Constructor for ArrowButton02

The constructor for this class, which is shown in Listing 2, does the following:

  • Sets the size and grid pattern of the world.
  • Instantiates the right and left arrow buttons shown in Figure 1.
  • Adds the two buttons to the world in specified locations.
  • Sets the initial background image for the world.

Listing 2. Constructor for ArrowButton02.

  public ArrowButton02(){//constructor
    super(450,450,1);
    rightArrow = new ArrowButtonManager02.RightArrow();
    leftArrow = new ArrowButtonManager02.LeftArrow();
    addObject(rightArrow,400,225);
    addObject(leftArrow,50,225);
    setBackground(new GreenfootImage("bathroom-tile.gif"));
  }//end constructor
}//end class

Except for the boldface super statement that sets the size and grid pattern of the world, the code in Listing 2 should be fairly obvious based on the method names and your prior knowledge of Java programming.

Review of the grid structure

A Greenfoot world consists of a uniform rectangular grid of square cells. The first two parameters to the super statement in Listing 2 specify the width and the height of the world respectively as measured in cells. The third parameter specifies the length of each side of each square cell in pixels. Because I specified that length as 1, each cell is a single pixel. Therefore, my world is a rectangular grid 450 pixels wide by 450 pixels high.

The origin of the grid is at the upper-left corner with positive horizontal dimensions extending to the right and positive vertical dimensions extending down.

+===+

**Problem description:**
Continue the passage on the Greenfoot ArrowButton02 world, picking up after its last sentence. These records were taken from a different source than the Greenfoot text.

**Extracted data entries:**
+===+

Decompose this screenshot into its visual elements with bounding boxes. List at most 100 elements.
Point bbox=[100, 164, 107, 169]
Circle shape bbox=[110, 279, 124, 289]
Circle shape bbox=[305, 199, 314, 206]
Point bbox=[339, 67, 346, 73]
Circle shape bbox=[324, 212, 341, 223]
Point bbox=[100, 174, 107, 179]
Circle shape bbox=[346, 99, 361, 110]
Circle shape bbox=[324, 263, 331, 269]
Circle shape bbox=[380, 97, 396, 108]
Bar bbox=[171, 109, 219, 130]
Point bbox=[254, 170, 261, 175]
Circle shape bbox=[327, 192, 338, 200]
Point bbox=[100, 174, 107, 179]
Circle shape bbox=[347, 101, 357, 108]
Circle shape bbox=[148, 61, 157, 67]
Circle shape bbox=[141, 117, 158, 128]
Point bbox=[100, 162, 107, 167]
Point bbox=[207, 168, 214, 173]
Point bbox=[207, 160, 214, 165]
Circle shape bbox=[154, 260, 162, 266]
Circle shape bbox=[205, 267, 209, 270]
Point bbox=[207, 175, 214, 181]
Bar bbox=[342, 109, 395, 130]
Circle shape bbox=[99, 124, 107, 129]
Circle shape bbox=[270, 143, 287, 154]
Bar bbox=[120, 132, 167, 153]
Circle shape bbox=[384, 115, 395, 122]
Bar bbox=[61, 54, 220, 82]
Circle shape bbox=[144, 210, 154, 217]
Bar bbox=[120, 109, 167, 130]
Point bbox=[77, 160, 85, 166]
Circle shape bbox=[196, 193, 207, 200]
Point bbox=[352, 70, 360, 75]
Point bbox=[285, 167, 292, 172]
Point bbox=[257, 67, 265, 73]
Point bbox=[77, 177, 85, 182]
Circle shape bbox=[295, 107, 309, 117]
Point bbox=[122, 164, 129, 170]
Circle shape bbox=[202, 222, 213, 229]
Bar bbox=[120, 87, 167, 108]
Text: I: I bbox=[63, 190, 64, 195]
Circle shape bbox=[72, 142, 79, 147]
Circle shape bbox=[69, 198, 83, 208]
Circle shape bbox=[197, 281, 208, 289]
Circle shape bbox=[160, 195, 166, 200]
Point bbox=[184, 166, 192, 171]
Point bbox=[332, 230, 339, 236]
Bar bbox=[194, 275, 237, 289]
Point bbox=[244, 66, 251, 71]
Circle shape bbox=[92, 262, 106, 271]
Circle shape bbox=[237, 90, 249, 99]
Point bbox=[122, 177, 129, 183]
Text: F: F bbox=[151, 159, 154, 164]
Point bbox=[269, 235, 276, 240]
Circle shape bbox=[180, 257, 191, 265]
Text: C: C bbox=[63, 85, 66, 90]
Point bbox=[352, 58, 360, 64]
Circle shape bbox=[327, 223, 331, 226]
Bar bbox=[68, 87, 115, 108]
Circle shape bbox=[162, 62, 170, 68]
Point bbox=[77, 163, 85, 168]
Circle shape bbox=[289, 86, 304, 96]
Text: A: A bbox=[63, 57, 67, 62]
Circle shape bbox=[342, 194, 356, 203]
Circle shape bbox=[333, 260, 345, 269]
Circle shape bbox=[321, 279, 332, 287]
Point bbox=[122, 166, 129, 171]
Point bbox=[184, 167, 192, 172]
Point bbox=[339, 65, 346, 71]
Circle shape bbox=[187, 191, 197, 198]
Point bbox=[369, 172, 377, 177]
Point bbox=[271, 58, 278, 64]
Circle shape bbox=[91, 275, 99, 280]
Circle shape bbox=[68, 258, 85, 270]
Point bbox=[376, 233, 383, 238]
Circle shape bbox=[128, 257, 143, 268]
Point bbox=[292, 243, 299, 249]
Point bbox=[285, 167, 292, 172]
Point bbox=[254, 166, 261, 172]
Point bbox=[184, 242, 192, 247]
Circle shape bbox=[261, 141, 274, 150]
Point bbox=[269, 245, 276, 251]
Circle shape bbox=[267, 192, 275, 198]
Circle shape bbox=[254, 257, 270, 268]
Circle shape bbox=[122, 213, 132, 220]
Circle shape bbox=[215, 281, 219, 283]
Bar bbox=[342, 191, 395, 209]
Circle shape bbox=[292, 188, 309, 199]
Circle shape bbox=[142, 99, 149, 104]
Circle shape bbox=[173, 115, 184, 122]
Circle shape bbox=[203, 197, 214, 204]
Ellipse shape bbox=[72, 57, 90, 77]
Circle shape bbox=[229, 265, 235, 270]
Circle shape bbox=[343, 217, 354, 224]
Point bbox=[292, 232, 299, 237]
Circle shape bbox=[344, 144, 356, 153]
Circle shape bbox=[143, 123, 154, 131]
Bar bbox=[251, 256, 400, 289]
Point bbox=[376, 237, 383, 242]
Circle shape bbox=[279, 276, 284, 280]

+===+

**Output for this exercise:**
Placement of the arrow images

Each arrow is a rectangular image 71 pixels wide and 53 pixels high with some portions being transparent. Greenfoot considers the geometric center of the rectangle to be the "handle" for the image. Thus, the first call to the addObject method in Listing 2 causes that image to be added to the world with the center of the image being placed at a coordinate value of 400x225 pixels. The second call to the addObject method causes the other image to be placed at a coordinate value of 50x225 pixels.

Setting the background

Finally, the last statement in the constructor uses an image file named "bathroom-tile.gif" to create an object of the GreenfootImage class and uses that object to establish the initial background for the world shown in Figure 1. Note that Actor images that are added to the world, such as the arrow images in this case, always appear in front of the background image and can move around in front of the background image leaving it intact.

Setting the z-order

Although it is not an issue in this scenario, it is possible for two actors to occupy the same space and the question then arises as to which actor object will be painted on top the other. The World class provides a method named setPaintOrder that lets you specify the painting order (z-order) of actors instantiated from different classes. However, the z-order of objects of the same class cannot be specified. It appears experimentally that objects are painted on top of objects of the same class that were added to the world earlier but I don't know if you can count on that always being the case.

Operational results

It would probably be a good idea to show you some operational results before getting into the technical details of the code that produces those results. (Once again, I recommend that you run the online version and observe its behavior while you are reading this material.)

The arrow images

Each arrow button actually consists of three images as shown by the six images in Figure 3. The three images in the top row of figure 3 were used for one of the buttons and the three images in the bottom row were used for the other button.

Figure 3. The six arrow images used in the scenario.

Note that the image files that are displayed in Figure 3 are in JPEG format. I used the free GNU Image Manipulation Program (see gimp in Resources) to convert the files to PNG format with all of the white areas converted to transparent areas before using them in the scenario. Had I not done that, the white rectangular border and the white arrows would have shown in Figure 1 producing a rather ugly result.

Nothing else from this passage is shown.